### Exercise requirements
Report only the number of lines that hold the word "vozidla".

[Stored records]
** begin **
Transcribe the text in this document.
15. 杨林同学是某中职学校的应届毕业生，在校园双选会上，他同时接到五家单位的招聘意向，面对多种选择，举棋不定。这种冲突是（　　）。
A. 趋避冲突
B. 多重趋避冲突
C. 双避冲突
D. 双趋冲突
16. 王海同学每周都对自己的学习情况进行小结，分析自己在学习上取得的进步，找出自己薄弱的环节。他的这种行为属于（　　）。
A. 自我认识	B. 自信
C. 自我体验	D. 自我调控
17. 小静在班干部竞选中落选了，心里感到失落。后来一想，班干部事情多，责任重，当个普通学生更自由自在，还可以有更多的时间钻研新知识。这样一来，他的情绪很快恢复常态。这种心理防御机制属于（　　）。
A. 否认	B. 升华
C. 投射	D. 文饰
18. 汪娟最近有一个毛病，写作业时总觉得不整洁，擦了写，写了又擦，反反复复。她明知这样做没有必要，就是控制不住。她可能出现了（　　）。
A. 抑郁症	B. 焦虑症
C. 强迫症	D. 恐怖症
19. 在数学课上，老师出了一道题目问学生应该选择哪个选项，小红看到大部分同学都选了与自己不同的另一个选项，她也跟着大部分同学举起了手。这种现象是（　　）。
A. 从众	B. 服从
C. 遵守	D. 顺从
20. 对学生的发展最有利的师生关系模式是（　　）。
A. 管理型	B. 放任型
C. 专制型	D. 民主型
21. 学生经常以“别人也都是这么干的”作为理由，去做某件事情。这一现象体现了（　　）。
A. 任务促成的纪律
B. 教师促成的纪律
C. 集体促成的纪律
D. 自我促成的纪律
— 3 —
** end **
** begin **
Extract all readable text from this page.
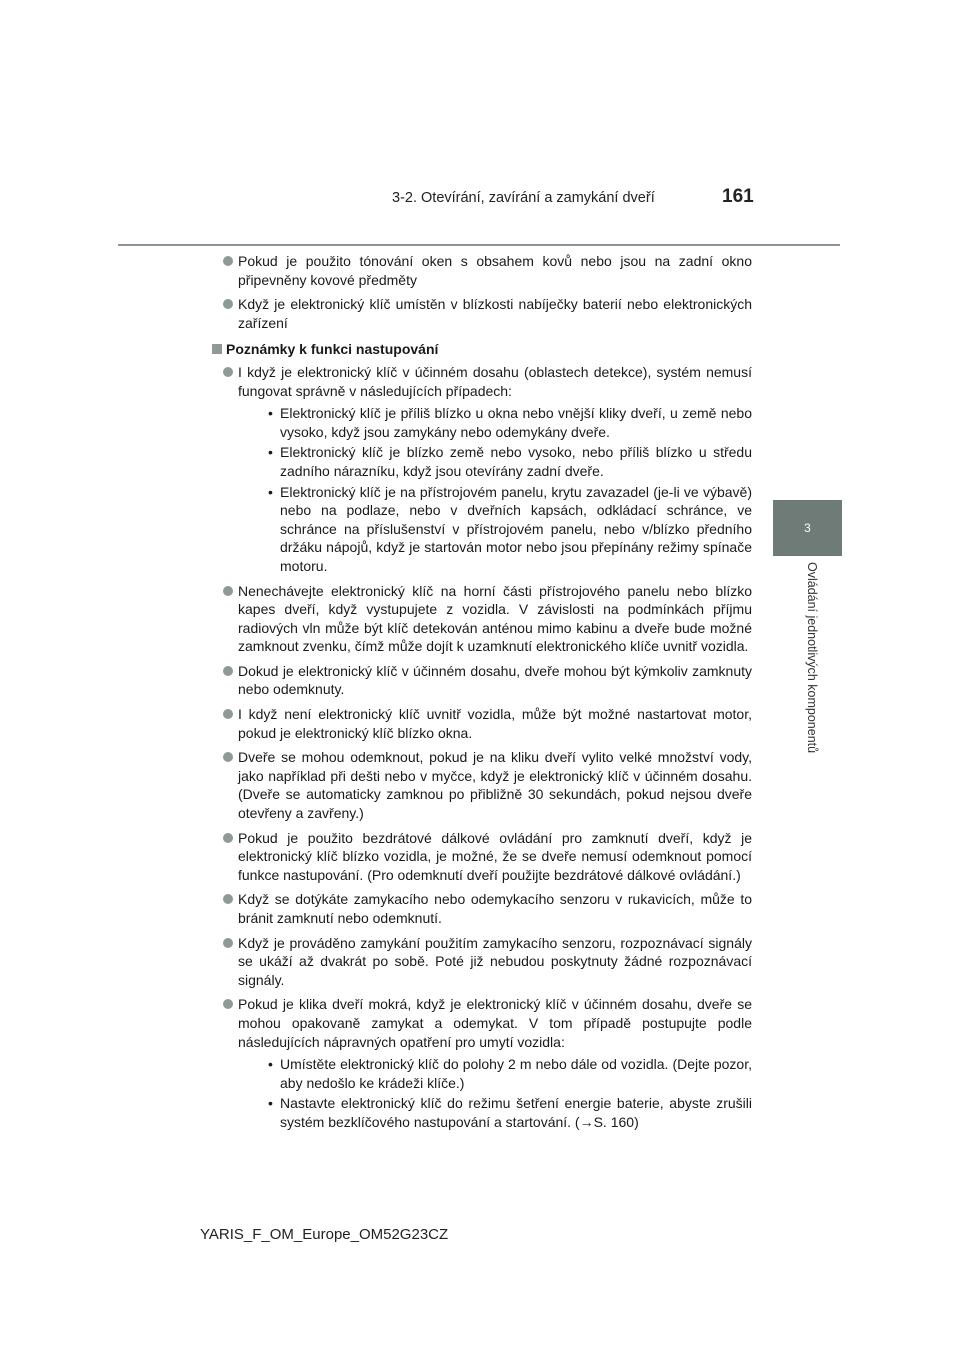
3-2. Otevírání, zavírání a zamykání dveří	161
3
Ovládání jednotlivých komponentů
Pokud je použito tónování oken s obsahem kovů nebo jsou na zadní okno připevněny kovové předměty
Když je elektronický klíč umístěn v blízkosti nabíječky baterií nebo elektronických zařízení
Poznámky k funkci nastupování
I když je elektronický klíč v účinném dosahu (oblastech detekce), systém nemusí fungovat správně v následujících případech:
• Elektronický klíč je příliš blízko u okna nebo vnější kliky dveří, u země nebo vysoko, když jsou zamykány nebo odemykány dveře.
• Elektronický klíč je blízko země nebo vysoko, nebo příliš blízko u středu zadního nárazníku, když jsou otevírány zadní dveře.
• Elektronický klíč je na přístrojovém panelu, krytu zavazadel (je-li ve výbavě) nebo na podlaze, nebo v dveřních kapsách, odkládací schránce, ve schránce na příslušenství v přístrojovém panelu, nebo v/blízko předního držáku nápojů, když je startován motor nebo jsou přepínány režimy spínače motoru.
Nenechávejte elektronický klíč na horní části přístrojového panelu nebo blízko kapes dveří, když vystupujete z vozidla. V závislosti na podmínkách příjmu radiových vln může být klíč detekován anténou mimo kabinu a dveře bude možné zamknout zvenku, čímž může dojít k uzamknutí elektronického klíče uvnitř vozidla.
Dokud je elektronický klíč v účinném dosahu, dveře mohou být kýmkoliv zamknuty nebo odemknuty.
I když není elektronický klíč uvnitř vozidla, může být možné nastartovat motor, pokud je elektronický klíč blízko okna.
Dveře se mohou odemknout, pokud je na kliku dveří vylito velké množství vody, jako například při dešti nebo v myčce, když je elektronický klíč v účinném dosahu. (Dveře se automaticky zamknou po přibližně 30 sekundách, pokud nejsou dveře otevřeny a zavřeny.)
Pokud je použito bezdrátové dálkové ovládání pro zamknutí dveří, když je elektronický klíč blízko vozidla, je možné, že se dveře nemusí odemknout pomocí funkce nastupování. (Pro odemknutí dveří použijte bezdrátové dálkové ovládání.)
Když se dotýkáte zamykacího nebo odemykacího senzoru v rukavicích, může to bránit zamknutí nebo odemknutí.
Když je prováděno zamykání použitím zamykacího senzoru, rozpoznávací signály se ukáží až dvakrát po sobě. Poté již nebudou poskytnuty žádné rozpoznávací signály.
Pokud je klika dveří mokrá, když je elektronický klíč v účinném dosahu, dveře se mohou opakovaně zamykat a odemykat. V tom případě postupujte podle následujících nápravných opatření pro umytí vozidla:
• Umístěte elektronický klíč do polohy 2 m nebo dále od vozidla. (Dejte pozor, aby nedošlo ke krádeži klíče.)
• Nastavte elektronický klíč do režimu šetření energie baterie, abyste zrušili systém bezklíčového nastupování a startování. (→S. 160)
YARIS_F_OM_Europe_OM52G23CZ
** end **
### Completed exercise
5